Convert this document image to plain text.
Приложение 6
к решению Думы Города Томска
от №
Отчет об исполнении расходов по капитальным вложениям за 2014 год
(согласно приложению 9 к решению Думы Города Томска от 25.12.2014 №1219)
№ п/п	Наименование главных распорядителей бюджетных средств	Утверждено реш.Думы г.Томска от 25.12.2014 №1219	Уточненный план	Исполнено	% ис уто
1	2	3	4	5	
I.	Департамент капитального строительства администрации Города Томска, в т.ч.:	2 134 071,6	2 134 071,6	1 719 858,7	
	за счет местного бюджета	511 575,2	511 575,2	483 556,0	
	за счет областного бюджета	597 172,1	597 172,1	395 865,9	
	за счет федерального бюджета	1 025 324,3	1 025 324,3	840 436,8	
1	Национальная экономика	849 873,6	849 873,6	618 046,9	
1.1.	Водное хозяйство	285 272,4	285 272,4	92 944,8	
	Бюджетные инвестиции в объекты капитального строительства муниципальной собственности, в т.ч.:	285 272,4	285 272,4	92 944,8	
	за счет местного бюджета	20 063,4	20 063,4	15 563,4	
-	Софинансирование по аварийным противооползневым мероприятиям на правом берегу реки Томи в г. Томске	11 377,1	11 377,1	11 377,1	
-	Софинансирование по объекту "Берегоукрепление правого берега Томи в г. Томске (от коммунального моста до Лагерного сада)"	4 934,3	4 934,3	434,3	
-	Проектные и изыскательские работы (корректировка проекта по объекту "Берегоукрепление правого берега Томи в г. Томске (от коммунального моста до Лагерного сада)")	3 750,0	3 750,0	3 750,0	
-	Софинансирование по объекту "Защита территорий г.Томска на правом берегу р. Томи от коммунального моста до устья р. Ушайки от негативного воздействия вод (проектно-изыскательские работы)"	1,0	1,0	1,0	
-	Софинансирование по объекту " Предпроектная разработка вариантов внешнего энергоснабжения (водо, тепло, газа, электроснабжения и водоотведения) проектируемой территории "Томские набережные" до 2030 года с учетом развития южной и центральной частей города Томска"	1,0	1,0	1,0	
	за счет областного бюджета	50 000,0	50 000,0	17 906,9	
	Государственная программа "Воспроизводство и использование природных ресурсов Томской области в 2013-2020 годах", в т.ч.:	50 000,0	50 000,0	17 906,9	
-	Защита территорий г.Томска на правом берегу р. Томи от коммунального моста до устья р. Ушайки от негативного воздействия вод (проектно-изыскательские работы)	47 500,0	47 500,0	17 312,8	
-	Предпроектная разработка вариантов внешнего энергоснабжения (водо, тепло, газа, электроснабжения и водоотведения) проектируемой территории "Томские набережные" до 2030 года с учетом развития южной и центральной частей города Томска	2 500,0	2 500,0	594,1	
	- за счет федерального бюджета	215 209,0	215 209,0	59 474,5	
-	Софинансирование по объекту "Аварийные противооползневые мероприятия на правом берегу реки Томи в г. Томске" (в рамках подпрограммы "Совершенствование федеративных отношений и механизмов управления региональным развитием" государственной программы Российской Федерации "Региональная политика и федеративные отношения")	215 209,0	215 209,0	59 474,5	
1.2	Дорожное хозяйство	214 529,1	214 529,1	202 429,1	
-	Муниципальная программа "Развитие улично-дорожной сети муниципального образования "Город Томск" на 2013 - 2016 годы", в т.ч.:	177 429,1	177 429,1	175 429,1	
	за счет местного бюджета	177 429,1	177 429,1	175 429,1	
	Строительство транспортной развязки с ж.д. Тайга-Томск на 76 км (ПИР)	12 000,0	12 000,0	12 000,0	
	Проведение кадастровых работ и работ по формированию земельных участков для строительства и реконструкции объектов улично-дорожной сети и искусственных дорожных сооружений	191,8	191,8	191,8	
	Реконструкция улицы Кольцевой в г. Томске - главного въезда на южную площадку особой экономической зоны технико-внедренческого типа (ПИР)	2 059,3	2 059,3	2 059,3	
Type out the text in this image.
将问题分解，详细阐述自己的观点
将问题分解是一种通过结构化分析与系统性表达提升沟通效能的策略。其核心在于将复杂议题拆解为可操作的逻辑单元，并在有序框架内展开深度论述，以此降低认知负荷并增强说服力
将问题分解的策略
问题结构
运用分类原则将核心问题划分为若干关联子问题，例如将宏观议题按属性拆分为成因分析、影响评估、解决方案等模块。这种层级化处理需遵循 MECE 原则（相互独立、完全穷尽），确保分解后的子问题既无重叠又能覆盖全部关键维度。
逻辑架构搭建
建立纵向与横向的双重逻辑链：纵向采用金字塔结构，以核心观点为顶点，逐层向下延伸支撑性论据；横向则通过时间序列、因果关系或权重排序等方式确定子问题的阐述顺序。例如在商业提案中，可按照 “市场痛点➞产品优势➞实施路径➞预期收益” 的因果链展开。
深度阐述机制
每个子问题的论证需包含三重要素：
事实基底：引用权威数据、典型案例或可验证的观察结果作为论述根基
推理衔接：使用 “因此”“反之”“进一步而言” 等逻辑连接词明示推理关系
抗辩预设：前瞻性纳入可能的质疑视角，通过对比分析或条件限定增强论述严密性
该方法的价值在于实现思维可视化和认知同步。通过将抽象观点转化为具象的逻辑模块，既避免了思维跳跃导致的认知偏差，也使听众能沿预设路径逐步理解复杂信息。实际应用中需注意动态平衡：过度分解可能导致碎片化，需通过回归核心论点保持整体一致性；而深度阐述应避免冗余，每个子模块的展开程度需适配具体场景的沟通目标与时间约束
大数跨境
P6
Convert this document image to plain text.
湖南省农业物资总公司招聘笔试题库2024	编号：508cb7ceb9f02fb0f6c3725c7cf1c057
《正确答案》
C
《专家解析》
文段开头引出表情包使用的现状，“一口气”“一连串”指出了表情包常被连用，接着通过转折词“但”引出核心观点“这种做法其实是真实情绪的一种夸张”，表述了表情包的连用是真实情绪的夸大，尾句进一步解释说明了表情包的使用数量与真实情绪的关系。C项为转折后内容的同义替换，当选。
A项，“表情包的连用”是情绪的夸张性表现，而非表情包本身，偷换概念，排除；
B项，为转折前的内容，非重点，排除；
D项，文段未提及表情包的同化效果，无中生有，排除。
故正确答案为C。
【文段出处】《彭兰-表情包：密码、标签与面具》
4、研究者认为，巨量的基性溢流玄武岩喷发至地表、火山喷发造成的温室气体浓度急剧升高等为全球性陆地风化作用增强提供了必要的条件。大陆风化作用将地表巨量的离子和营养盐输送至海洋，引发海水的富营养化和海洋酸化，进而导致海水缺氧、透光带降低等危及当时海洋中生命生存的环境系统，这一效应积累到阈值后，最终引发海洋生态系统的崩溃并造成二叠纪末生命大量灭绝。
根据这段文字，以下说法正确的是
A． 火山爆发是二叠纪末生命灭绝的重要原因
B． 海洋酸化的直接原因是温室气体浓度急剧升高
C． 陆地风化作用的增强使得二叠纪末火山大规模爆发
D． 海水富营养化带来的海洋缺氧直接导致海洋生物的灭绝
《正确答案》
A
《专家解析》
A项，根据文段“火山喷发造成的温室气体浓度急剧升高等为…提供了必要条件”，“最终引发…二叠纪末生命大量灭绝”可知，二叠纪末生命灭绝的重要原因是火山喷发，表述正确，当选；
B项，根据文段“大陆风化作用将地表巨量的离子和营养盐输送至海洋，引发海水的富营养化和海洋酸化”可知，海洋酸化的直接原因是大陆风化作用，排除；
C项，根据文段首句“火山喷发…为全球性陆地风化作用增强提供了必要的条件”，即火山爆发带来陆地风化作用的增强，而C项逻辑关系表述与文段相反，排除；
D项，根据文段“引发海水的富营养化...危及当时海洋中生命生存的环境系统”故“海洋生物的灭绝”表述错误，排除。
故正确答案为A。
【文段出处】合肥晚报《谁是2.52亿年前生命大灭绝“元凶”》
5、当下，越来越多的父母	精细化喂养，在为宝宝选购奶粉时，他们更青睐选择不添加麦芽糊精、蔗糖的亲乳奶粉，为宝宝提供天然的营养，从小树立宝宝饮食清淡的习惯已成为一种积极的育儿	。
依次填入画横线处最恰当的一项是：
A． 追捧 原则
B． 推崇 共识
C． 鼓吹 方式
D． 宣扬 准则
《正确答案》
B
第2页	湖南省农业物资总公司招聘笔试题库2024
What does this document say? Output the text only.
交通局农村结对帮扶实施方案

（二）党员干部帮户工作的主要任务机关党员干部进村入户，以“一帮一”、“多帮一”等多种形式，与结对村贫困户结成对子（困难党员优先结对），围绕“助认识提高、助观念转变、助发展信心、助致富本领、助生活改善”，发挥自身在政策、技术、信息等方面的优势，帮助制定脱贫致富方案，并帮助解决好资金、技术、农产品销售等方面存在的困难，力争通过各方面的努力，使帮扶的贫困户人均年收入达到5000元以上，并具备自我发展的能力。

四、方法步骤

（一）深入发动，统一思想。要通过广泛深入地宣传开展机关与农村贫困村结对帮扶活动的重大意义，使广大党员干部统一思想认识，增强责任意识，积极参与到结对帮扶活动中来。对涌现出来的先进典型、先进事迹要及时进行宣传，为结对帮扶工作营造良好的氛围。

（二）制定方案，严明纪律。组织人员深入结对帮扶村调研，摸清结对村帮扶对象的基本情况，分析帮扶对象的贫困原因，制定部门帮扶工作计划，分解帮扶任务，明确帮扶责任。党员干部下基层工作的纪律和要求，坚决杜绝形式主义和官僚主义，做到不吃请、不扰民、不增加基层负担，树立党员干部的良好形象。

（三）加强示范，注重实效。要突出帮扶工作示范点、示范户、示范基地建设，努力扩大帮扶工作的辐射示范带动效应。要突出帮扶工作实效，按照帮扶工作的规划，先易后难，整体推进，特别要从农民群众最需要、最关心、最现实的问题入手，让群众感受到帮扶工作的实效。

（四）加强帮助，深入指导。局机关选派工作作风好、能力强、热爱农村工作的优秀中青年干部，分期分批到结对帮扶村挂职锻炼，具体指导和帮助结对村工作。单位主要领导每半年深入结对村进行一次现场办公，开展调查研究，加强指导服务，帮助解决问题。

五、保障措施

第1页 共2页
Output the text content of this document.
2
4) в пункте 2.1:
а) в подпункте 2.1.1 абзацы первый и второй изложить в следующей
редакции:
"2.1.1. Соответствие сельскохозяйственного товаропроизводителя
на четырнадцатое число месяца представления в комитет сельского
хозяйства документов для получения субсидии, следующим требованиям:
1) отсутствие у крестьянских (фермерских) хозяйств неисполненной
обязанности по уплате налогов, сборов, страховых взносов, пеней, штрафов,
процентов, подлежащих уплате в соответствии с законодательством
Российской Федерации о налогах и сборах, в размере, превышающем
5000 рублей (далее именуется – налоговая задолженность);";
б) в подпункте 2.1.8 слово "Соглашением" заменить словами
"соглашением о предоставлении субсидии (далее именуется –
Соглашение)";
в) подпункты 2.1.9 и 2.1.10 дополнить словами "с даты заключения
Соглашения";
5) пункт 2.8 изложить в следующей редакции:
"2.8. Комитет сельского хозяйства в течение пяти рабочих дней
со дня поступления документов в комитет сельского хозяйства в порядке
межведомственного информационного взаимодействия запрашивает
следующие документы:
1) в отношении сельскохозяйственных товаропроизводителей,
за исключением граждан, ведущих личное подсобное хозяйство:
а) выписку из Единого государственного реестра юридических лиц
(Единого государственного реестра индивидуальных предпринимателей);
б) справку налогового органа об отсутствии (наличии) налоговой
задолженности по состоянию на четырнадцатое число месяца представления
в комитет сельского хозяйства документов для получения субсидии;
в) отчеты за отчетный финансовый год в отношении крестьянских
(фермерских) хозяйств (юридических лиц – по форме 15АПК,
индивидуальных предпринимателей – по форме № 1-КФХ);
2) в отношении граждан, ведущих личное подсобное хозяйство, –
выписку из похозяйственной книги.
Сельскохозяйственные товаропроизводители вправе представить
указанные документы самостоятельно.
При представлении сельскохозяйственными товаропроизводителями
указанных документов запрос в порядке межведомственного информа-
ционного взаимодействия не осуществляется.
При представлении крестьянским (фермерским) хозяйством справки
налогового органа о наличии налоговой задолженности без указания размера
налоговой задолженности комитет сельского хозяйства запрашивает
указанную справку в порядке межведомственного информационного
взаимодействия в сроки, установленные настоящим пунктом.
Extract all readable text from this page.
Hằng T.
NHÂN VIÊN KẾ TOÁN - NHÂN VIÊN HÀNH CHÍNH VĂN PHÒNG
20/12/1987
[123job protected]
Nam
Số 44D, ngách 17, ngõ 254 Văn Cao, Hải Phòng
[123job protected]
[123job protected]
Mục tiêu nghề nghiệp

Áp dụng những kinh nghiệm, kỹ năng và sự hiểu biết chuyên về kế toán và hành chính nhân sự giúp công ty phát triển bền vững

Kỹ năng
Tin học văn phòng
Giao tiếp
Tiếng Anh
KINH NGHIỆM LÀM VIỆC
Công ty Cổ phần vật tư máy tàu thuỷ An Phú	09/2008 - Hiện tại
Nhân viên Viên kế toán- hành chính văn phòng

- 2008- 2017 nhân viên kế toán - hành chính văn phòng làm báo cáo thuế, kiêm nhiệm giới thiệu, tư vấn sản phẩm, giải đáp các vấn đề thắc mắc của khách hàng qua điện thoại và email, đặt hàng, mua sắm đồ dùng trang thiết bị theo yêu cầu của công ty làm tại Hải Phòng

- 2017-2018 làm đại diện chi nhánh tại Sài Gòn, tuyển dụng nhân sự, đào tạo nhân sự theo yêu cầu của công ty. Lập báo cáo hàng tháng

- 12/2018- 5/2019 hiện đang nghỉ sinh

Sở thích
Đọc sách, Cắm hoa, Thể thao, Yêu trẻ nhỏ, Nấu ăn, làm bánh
+--
**GIVEN EXERCISE:** Return the lines above, from the one containing "Extract all readable text from this page." to the end, exactly as they stand.

**TASK SOLUTION:**
Extract all readable text from this page.
Hằng T.
NHÂN VIÊN KẾ TOÁN - NHÂN VIÊN HÀNH CHÍNH VĂN PHÒNG
20/12/1987
[123job protected]
Nam
Số 44D, ngách 17, ngõ 254 Văn Cao, Hải Phòng
[123job protected]
[123job protected]
Mục tiêu nghề nghiệp

Áp dụng những kinh nghiệm, kỹ năng và sự hiểu biết chuyên về kế toán và hành chính nhân sự giúp công ty phát triển bền vững

Kỹ năng
Tin học văn phòng
Giao tiếp
Tiếng Anh
KINH NGHIỆM LÀM VIỆC
Công ty Cổ phần vật tư máy tàu thuỷ An Phú	09/2008 - Hiện tại
Nhân viên Viên kế toán- hành chính văn phòng

- 2008- 2017 nhân viên kế toán - hành chính văn phòng làm báo cáo thuế, kiêm nhiệm giới thiệu, tư vấn sản phẩm, giải đáp các vấn đề thắc mắc của khách hàng qua điện thoại và email, đặt hàng, mua sắm đồ dùng trang thiết bị theo yêu cầu của công ty làm tại Hải Phòng

- 2017-2018 làm đại diện chi nhánh tại Sài Gòn, tuyển dụng nhân sự, đào tạo nhân sự theo yêu cầu của công ty. Lập báo cáo hàng tháng

- 12/2018- 5/2019 hiện đang nghỉ sinh

Sở thích
Đọc sách, Cắm hoa, Thể thao, Yêu trẻ nhỏ, Nấu ăn, làm bánh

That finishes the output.